• _Extract to read_
▶

The Jordans started 6th and 14th (Frentzen ahead of Hill) at round 6 in Canada, and the first corner clash between Trulli, Barrichello and Alesi allowed Hill to move up to 12th. The Englishman benefited from Alessandro Zanardi's problems on lap 4 and moved up to 11th. He became the first victim of the now infamous "Wall of Champions", however, and was out on lap 15. Michael Schumacher crashed his Ferrari in the same spot on lap 30, allowing Frentzen to move up to 5th. He climbed to 2nd after the collision between Irvine and Coulthard and a pass on Fisichella's Benetton. However, the Jordan's brakes failed with four laps to go and it was a heavy brush with the barrier which ended the German's promising race. This made the race the first ever to finish under the safety car.

◀

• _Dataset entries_
▶

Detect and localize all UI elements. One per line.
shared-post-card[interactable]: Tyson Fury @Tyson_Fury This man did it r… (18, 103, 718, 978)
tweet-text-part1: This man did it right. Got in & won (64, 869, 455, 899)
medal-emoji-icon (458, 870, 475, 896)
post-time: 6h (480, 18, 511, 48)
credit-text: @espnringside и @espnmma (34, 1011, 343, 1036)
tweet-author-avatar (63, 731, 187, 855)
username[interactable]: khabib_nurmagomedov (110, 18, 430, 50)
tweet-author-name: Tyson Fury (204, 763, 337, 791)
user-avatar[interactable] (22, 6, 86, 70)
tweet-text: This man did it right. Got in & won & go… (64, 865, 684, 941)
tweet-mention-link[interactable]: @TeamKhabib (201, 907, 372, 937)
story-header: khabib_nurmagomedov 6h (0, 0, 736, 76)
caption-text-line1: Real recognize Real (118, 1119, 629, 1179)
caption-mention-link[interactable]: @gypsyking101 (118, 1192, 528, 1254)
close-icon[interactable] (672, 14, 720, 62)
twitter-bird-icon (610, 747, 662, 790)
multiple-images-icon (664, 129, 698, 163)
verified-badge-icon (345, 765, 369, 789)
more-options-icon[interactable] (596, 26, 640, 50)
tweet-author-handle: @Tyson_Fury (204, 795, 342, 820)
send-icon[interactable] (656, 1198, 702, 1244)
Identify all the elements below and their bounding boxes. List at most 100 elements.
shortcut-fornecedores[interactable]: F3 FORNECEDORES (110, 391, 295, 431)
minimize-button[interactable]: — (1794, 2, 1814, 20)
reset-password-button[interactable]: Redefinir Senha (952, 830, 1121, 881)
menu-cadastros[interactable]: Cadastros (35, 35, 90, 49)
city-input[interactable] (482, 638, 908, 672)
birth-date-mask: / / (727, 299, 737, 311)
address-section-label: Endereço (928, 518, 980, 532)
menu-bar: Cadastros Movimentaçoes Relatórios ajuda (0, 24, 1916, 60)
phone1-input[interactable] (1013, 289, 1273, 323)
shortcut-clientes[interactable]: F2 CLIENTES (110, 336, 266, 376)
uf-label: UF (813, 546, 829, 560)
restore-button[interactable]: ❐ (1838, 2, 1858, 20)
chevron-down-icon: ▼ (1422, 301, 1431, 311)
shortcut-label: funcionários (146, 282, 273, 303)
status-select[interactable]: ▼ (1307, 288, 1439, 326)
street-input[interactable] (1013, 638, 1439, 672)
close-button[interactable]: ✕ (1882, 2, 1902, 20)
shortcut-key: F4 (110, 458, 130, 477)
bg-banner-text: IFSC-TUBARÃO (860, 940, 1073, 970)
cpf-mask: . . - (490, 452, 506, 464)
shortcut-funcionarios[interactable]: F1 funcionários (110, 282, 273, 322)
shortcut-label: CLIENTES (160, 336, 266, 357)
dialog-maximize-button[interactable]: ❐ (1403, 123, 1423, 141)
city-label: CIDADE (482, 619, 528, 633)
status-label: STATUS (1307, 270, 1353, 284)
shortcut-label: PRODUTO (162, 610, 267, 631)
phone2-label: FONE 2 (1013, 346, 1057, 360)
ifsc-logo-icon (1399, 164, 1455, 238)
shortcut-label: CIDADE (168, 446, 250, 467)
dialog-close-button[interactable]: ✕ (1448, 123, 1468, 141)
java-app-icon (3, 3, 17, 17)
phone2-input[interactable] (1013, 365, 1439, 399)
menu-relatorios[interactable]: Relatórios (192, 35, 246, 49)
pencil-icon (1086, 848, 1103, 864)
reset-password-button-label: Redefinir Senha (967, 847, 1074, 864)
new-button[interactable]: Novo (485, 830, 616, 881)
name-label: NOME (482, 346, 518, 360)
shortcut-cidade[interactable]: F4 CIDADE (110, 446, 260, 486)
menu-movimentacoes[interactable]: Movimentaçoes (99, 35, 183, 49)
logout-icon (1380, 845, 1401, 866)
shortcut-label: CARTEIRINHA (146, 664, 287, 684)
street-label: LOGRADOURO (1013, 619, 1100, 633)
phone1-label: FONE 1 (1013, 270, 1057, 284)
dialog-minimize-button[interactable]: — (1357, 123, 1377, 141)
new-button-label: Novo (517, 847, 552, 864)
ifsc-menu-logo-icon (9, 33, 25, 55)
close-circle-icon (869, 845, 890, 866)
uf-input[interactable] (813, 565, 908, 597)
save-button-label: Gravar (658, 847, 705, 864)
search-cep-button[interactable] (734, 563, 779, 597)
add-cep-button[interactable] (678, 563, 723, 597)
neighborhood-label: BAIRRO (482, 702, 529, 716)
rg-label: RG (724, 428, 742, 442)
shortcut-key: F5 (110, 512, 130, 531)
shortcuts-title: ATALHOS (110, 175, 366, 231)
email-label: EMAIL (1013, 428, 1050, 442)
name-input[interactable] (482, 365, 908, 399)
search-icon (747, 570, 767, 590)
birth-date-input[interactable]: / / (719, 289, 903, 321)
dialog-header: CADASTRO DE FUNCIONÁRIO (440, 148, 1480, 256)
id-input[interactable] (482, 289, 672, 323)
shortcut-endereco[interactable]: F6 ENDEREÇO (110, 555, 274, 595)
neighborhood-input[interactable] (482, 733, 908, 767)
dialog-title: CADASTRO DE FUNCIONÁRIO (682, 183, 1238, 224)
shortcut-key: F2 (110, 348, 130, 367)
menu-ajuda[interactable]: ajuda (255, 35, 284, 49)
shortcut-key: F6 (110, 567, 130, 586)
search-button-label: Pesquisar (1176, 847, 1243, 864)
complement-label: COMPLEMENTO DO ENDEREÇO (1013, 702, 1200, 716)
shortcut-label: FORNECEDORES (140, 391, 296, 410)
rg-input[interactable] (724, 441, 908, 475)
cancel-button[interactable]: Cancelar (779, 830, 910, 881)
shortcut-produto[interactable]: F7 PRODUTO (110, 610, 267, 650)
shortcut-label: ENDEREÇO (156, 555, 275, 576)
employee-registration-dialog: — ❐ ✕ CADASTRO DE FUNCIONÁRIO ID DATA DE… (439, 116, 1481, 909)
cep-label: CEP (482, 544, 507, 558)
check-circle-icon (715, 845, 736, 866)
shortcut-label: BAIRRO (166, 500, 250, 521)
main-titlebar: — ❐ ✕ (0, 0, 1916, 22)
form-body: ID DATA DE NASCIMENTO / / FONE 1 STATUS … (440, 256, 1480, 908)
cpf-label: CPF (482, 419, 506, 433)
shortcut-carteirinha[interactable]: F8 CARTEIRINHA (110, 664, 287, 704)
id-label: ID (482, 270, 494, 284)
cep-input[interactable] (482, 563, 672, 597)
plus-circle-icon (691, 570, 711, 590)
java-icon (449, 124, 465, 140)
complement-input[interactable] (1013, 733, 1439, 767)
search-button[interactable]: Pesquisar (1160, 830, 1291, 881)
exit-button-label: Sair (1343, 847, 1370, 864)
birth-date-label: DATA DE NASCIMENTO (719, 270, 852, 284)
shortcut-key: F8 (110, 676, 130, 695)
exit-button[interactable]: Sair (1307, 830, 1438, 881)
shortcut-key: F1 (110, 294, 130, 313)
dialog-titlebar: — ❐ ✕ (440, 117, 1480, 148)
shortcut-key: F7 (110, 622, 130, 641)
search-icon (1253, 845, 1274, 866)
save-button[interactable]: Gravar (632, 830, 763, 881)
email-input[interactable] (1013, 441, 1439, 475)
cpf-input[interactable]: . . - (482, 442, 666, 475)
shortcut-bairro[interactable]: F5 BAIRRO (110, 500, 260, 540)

◀

• _What is required_
Can you copy, word for word, everything in the race passage from "The Jordans started" down to "the safety car."? Work only from the race passage, not the lines.

• _Solution_
The Jordans started 6th and 14th (Frentzen ahead of Hill) at round 6 in Canada, and the first corner clash between Trulli, Barrichello and Alesi allowed Hill to move up to 12th. The Englishman benefited from Alessandro Zanardi's problems on lap 4 and moved up to 11th. He became the first victim of the now infamous "Wall of Champions", however, and was out on lap 15. Michael Schumacher crashed his Ferrari in the same spot on lap 30, allowing Frentzen to move up to 5th. He climbed to 2nd after the collision between Irvine and Coulthard and a pass on Fisichella's Benetton. However, the Jordan's brakes failed with four laps to go and it was a heavy brush with the barrier which ended the German's promising race. This made the race the first ever to finish under the safety car.